__Goal of the exercise__
Extract every line where the string "service" appears.

── Information supplied ──

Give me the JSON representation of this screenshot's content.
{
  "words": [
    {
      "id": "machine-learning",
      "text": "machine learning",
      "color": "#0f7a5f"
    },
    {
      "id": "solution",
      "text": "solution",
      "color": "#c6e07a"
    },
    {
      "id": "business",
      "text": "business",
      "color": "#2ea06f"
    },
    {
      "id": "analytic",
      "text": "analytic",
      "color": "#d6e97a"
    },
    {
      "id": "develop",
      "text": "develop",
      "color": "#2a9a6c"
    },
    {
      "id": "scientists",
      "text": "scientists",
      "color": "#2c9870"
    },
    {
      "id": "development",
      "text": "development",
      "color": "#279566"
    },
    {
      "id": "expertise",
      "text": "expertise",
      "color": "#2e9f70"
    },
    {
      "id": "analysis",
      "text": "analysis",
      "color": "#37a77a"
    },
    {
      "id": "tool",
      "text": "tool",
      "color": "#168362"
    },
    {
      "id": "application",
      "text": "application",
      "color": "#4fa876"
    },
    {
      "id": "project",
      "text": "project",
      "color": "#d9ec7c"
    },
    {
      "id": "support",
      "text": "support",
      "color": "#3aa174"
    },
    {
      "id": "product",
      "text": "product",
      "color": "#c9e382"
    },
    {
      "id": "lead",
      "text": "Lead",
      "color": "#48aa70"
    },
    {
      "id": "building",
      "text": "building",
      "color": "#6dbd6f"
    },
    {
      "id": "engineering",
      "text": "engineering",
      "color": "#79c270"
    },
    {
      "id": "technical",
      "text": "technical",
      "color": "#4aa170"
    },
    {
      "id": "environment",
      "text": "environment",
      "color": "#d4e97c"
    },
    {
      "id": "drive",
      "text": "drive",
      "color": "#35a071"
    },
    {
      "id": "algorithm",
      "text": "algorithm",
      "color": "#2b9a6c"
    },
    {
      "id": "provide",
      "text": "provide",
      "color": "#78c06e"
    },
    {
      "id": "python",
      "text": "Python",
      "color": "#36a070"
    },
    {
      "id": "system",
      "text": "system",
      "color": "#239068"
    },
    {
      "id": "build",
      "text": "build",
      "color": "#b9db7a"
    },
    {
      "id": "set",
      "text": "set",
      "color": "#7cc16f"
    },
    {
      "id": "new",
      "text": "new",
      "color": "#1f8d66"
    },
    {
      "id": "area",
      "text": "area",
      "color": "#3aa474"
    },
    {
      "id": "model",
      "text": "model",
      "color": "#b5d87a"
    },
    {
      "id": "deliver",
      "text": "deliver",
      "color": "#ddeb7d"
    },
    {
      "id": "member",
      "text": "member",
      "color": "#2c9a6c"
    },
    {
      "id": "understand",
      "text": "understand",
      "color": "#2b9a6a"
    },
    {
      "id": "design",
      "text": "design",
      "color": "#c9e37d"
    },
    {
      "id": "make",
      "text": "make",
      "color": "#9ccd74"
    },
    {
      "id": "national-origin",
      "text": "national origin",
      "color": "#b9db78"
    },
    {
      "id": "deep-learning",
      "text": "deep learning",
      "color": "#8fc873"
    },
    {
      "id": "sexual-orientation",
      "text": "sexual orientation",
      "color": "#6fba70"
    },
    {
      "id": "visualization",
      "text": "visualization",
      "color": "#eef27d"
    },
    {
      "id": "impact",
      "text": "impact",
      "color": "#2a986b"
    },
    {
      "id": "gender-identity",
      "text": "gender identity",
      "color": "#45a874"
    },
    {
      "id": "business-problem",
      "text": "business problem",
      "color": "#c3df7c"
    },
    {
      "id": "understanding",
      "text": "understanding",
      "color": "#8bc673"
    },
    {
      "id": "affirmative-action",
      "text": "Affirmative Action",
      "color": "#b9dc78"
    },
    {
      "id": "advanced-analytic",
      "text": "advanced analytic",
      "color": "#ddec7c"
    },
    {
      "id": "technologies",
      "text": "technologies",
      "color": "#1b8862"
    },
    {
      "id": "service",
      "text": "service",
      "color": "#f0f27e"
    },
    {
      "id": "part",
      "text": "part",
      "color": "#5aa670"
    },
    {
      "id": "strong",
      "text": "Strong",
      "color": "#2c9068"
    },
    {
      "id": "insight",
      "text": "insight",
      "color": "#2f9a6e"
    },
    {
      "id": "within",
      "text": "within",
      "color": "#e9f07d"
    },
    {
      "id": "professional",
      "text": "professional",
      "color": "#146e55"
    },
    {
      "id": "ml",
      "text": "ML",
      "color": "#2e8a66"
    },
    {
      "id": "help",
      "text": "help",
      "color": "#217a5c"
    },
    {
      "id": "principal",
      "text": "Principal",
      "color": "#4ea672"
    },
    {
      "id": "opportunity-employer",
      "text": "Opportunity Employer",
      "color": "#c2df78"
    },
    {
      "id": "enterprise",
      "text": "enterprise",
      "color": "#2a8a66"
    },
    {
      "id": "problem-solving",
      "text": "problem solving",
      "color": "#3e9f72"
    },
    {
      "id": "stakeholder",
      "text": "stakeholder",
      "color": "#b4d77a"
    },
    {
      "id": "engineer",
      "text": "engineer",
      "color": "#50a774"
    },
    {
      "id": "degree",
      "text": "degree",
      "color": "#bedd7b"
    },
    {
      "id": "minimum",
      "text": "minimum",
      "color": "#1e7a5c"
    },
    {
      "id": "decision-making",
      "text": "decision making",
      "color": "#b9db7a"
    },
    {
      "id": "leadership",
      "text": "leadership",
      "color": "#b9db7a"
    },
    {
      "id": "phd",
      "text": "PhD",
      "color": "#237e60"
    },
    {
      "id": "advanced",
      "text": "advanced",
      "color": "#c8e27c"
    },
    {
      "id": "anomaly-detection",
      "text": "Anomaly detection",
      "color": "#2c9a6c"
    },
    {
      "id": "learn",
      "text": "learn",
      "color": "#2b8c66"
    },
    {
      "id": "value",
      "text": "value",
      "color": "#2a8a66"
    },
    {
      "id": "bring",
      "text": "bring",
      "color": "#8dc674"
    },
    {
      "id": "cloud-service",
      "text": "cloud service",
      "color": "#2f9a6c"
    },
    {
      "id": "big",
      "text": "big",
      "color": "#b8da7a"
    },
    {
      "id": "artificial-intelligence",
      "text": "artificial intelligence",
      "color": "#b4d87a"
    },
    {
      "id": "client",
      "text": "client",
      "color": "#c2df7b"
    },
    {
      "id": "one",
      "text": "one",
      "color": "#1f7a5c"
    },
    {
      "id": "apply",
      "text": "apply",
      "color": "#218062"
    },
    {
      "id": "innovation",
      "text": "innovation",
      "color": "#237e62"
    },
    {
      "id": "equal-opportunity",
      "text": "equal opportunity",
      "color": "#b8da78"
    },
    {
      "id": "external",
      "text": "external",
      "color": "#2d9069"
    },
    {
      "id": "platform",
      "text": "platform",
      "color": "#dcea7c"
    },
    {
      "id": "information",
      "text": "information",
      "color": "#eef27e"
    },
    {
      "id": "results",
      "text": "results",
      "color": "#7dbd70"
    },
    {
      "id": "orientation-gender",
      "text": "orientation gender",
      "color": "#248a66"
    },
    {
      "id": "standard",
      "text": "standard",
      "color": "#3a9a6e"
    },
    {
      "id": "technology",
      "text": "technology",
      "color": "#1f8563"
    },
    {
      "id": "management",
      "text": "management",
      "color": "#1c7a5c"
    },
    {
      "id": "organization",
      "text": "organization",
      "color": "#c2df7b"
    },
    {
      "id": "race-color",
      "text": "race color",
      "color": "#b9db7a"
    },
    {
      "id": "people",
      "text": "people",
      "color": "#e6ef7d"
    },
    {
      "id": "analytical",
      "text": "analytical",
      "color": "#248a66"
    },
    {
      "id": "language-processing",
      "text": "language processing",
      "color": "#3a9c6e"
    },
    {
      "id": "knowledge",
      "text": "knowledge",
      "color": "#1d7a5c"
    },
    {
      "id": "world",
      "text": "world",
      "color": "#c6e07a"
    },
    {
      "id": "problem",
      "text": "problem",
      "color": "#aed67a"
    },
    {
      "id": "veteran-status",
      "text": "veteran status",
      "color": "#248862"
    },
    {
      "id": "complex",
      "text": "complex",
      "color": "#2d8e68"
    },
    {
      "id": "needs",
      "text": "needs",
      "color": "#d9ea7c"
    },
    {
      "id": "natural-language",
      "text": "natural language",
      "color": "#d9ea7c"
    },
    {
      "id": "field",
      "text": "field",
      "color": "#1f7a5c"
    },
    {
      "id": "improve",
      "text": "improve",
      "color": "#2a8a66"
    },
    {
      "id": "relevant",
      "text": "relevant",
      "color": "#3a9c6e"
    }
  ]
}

───

__Response for this exercise__
      "id": "service",
      "text": "service",
      "id": "cloud-service",
      "text": "cloud service",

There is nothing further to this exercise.